» GIVEN INSTRUCTION
All lines below must be repeated exactly, with the pictures omitted.

------ MATERIAL PROVIDED

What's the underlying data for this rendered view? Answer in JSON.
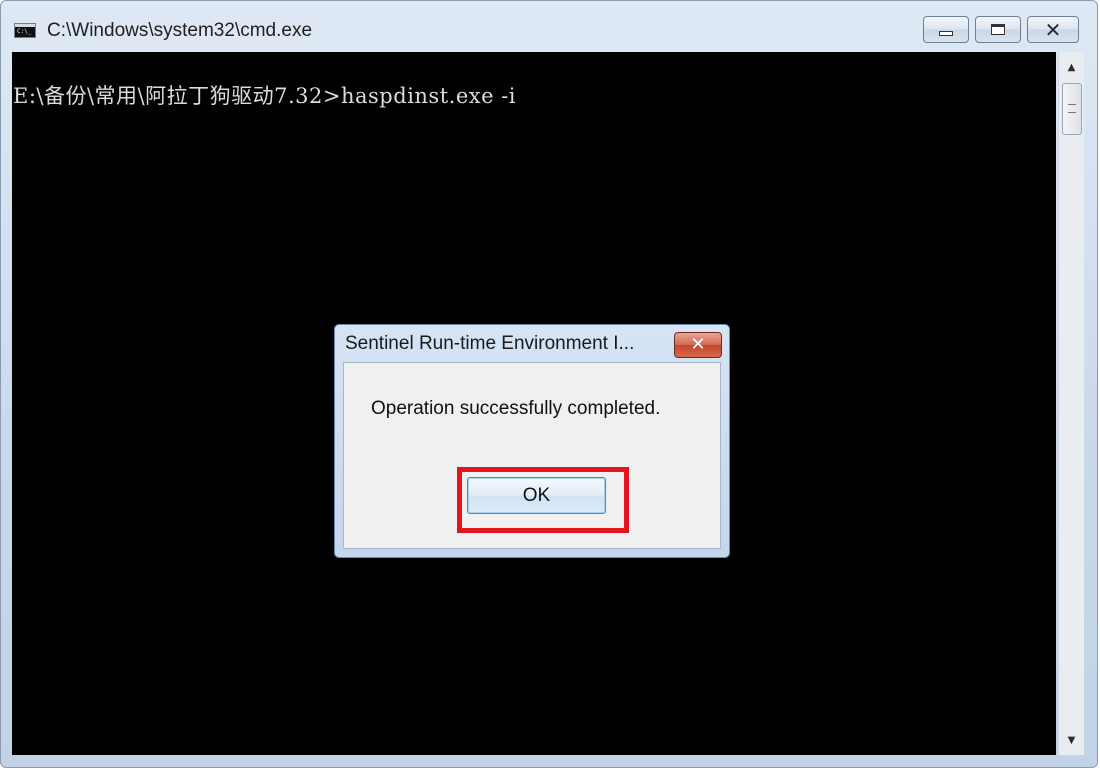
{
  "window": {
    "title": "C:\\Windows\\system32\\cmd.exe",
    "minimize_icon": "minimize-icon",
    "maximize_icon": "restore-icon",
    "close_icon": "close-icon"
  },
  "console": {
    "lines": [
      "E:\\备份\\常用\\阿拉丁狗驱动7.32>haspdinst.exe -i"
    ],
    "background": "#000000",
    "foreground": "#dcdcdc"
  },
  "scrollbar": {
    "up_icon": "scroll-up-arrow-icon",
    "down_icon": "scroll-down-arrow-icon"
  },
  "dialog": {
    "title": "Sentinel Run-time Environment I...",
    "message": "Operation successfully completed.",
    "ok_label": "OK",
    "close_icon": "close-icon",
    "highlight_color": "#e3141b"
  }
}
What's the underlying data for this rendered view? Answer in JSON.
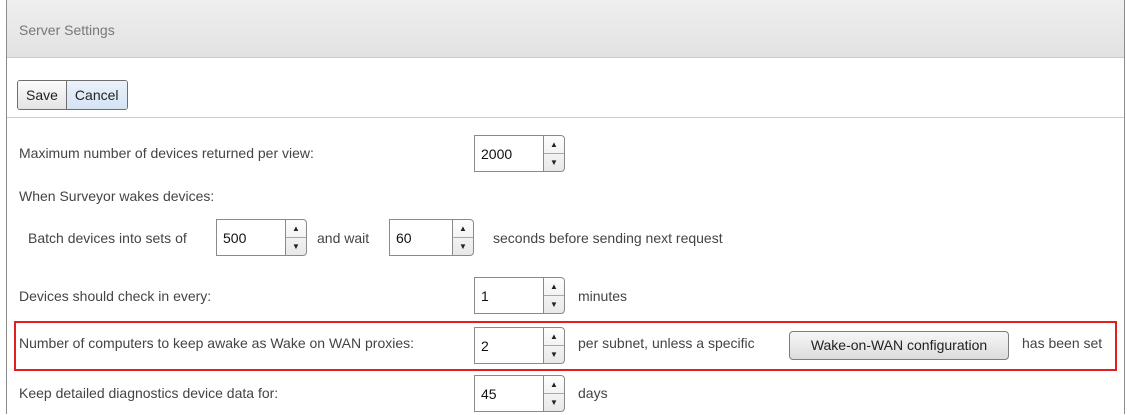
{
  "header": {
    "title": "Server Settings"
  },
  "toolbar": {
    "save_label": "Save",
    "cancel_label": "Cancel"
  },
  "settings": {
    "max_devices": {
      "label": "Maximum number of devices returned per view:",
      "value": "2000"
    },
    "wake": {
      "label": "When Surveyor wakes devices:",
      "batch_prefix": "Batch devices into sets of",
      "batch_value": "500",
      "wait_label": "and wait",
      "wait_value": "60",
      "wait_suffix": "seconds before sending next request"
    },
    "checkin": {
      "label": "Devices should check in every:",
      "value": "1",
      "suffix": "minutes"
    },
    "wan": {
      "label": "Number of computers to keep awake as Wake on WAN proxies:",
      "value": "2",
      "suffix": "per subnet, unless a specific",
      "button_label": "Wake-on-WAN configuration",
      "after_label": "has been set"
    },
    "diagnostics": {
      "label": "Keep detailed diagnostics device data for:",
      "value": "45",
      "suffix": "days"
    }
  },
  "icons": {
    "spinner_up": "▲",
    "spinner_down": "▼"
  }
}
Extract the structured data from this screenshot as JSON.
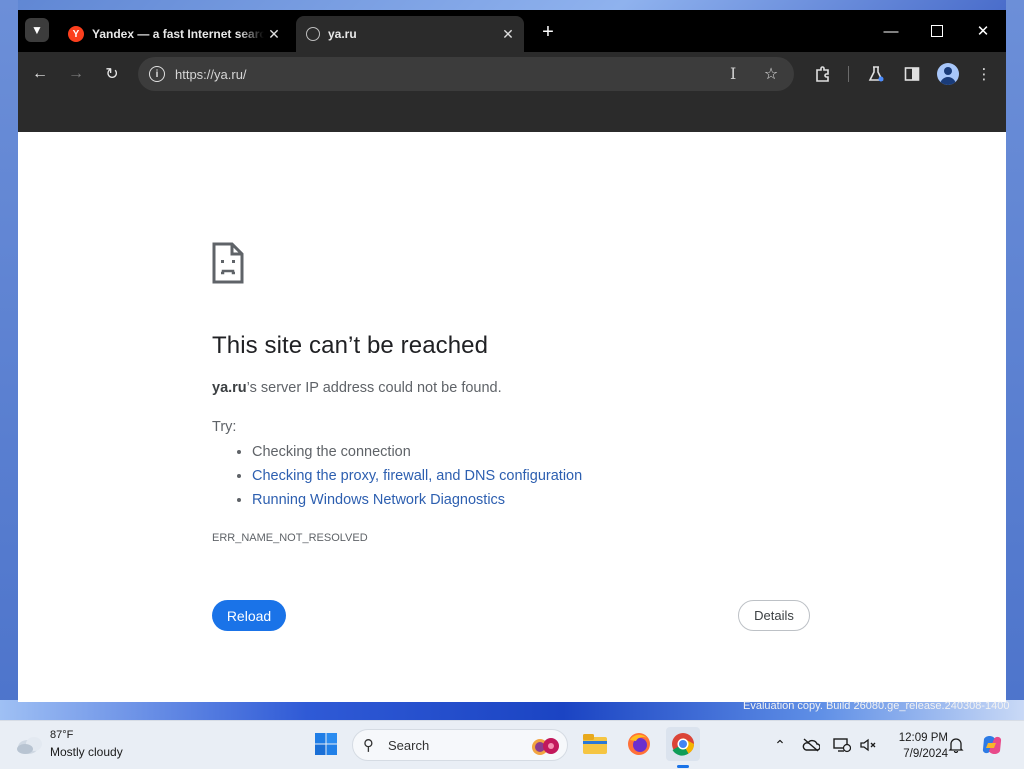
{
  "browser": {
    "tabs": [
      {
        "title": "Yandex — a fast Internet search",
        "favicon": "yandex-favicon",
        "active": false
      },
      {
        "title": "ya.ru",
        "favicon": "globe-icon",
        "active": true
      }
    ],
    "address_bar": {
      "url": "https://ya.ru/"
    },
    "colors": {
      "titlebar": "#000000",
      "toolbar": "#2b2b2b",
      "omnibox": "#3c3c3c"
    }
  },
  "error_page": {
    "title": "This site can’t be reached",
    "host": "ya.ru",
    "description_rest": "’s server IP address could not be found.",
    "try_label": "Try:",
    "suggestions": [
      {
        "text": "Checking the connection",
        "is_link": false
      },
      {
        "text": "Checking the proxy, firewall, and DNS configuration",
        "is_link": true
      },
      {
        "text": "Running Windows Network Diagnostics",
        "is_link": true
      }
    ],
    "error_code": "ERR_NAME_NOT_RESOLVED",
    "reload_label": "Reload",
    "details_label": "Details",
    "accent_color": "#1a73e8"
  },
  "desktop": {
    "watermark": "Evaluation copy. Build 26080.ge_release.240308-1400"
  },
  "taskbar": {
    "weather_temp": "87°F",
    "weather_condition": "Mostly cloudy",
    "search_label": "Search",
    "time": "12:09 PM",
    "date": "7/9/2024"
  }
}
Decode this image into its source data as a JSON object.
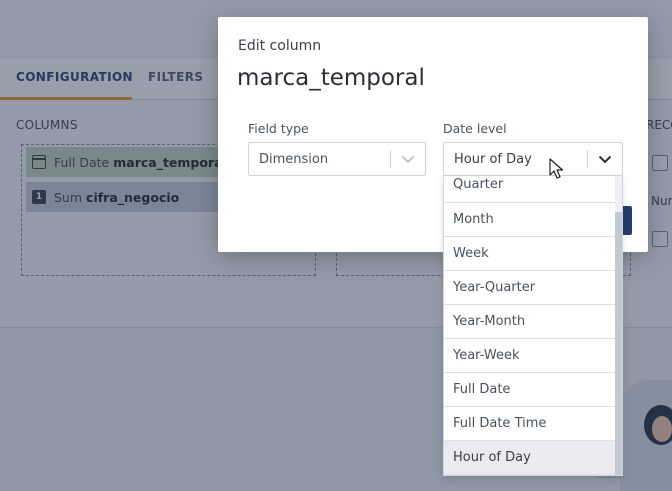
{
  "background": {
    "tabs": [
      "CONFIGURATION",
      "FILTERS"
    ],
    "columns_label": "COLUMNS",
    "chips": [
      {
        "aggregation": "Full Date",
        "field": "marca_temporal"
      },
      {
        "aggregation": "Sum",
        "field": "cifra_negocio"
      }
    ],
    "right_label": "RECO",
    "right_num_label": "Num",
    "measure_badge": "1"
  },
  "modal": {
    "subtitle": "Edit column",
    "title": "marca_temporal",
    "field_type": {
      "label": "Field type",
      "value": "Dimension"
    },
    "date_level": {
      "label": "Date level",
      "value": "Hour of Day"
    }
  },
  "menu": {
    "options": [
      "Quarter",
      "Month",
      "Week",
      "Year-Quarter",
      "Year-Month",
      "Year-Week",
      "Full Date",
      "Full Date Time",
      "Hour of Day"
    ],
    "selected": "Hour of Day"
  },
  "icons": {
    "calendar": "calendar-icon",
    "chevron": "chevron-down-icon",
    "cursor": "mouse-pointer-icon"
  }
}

------------

» SOLUTION FOR THIS TASK
What's the underlying data for this rendered view? Answer in JSON.
{
  "window": {
    "title": "C:\\Windows\\system32\\cmd.exe",
    "minimize_icon": "minimize-icon",
    "maximize_icon": "restore-icon",
    "close_icon": "close-icon"
  },
  "console": {
    "lines": [
      "E:\\备份\\常用\\阿拉丁狗驱动7.32>haspdinst.exe -i"
    ],
    "background": "#000000",
    "foreground": "#dcdcdc"
  },
  "scrollbar": {
    "up_icon": "scroll-up-arrow-icon",
    "down_icon": "scroll-down-arrow-icon"
  },
  "dialog": {
    "title": "Sentinel Run-time Environment I...",
    "message": "Operation successfully completed.",
    "ok_label": "OK",
    "close_icon": "close-icon",
    "highlight_color": "#e3141b"
  }
}
What's the underlying data for this rendered view? Answer in JSON.
{
  "header": {
    "title": "Server Settings"
  },
  "toolbar": {
    "save_label": "Save",
    "cancel_label": "Cancel"
  },
  "settings": {
    "max_devices": {
      "label": "Maximum number of devices returned per view:",
      "value": "2000"
    },
    "wake": {
      "label": "When Surveyor wakes devices:",
      "batch_prefix": "Batch devices into sets of",
      "batch_value": "500",
      "wait_label": "and wait",
      "wait_value": "60",
      "wait_suffix": "seconds before sending next request"
    },
    "checkin": {
      "label": "Devices should check in every:",
      "value": "1",
      "suffix": "minutes"
    },
    "wan": {
      "label": "Number of computers to keep awake as Wake on WAN proxies:",
      "value": "2",
      "suffix": "per subnet, unless a specific",
      "button_label": "Wake-on-WAN configuration",
      "after_label": "has been set"
    },
    "diagnostics": {
      "label": "Keep detailed diagnostics device data for:",
      "value": "45",
      "suffix": "days"
    }
  },
  "icons": {
    "spinner_up": "▲",
    "spinner_down": "▼"
  }
}
Extract the structured data from this screenshot as JSON.
{
  "browser": {
    "tabs": [
      {
        "title": "Yandex — a fast Internet search",
        "favicon": "yandex-favicon",
        "active": false
      },
      {
        "title": "ya.ru",
        "favicon": "globe-icon",
        "active": true
      }
    ],
    "address_bar": {
      "url": "https://ya.ru/"
    },
    "colors": {
      "titlebar": "#000000",
      "toolbar": "#2b2b2b",
      "omnibox": "#3c3c3c"
    }
  },
  "error_page": {
    "title": "This site can’t be reached",
    "host": "ya.ru",
    "description_rest": "’s server IP address could not be found.",
    "try_label": "Try:",
    "suggestions": [
      {
        "text": "Checking the connection",
        "is_link": false
      },
      {
        "text": "Checking the proxy, firewall, and DNS configuration",
        "is_link": true
      },
      {
        "text": "Running Windows Network Diagnostics",
        "is_link": true
      }
    ],
    "error_code": "ERR_NAME_NOT_RESOLVED",
    "reload_label": "Reload",
    "details_label": "Details",
    "accent_color": "#1a73e8"
  },
  "desktop": {
    "watermark": "Evaluation copy. Build 26080.ge_release.240308-1400"
  },
  "taskbar": {
    "weather_temp": "87°F",
    "weather_condition": "Mostly cloudy",
    "search_label": "Search",
    "time": "12:09 PM",
    "date": "7/9/2024"
  }
}
Decode this image into its source data as a JSON object.
{
  "background": {
    "tabs": [
      "CONFIGURATION",
      "FILTERS"
    ],
    "columns_label": "COLUMNS",
    "chips": [
      {
        "aggregation": "Full Date",
        "field": "marca_temporal"
      },
      {
        "aggregation": "Sum",
        "field": "cifra_negocio"
      }
    ],
    "right_label": "RECO",
    "right_num_label": "Num",
    "measure_badge": "1"
  },
  "modal": {
    "subtitle": "Edit column",
    "title": "marca_temporal",
    "field_type": {
      "label": "Field type",
      "value": "Dimension"
    },
    "date_level": {
      "label": "Date level",
      "value": "Hour of Day"
    }
  },
  "menu": {
    "options": [
      "Quarter",
      "Month",
      "Week",
      "Year-Quarter",
      "Year-Month",
      "Year-Week",
      "Full Date",
      "Full Date Time",
      "Hour of Day"
    ],
    "selected": "Hour of Day"
  },
  "icons": {
    "calendar": "calendar-icon",
    "chevron": "chevron-down-icon",
    "cursor": "mouse-pointer-icon"
  }
}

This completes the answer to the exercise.